## Instruction
Return every line below in which "title" appears.
****************************************
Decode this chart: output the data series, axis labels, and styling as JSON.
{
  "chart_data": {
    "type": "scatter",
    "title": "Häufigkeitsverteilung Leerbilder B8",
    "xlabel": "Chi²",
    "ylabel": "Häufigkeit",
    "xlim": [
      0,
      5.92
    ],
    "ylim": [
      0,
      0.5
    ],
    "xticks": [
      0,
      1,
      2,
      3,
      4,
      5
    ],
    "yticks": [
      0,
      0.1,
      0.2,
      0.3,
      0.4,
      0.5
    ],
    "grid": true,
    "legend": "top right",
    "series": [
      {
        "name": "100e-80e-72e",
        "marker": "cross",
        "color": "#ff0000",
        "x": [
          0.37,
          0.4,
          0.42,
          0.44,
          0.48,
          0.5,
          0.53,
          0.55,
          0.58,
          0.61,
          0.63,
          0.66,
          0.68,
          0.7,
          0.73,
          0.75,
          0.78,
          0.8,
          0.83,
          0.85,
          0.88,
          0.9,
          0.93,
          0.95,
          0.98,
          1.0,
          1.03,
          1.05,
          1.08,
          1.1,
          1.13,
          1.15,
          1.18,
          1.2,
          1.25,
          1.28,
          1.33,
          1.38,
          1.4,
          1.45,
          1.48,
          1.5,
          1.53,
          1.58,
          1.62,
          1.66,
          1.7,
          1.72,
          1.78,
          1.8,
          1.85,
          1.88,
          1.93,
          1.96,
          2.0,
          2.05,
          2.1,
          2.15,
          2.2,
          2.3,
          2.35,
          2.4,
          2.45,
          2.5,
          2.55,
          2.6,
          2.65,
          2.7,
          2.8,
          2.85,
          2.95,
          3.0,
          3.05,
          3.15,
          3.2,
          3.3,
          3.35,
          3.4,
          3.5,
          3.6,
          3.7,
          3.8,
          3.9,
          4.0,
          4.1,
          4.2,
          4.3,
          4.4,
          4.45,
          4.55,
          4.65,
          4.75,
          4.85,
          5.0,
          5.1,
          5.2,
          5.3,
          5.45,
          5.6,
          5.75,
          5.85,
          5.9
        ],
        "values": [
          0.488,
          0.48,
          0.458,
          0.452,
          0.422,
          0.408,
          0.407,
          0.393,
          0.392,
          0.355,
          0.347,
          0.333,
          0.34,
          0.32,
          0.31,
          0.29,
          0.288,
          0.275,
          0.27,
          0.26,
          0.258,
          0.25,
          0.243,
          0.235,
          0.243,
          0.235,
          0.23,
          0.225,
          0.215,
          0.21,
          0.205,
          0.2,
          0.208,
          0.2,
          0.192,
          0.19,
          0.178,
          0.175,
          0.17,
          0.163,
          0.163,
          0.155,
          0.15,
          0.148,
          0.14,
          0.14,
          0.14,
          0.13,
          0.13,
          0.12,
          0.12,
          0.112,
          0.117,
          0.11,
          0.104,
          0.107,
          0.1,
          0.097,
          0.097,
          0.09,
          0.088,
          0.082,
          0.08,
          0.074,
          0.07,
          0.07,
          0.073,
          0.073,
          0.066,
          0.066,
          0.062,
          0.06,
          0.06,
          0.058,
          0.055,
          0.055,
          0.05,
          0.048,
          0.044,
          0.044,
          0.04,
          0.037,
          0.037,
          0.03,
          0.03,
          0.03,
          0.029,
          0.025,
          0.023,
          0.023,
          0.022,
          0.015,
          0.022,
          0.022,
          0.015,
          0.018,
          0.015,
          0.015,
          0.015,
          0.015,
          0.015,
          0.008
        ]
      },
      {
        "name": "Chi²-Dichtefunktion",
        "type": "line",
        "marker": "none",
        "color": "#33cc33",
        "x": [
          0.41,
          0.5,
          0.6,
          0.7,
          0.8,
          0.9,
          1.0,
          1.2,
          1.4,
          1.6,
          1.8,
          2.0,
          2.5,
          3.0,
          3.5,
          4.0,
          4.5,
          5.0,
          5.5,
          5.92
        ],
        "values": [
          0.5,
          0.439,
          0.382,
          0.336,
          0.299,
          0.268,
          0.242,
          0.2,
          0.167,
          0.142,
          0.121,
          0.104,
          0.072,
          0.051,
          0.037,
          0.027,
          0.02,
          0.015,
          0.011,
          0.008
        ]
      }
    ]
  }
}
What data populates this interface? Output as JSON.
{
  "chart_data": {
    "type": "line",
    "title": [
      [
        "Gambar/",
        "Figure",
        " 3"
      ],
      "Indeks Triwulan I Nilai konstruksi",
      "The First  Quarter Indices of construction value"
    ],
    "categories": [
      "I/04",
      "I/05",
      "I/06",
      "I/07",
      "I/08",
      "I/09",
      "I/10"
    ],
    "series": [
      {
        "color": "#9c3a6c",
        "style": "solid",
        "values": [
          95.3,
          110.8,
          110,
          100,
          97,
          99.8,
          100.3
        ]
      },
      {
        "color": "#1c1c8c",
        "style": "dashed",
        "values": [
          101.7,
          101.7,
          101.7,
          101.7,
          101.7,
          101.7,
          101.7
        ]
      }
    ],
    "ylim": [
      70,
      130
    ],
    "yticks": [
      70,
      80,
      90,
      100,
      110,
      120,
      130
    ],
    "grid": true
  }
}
****************************************
## Solution to the problem
    "title": "Häufigkeitsverteilung Leerbilder B8",
    "title": [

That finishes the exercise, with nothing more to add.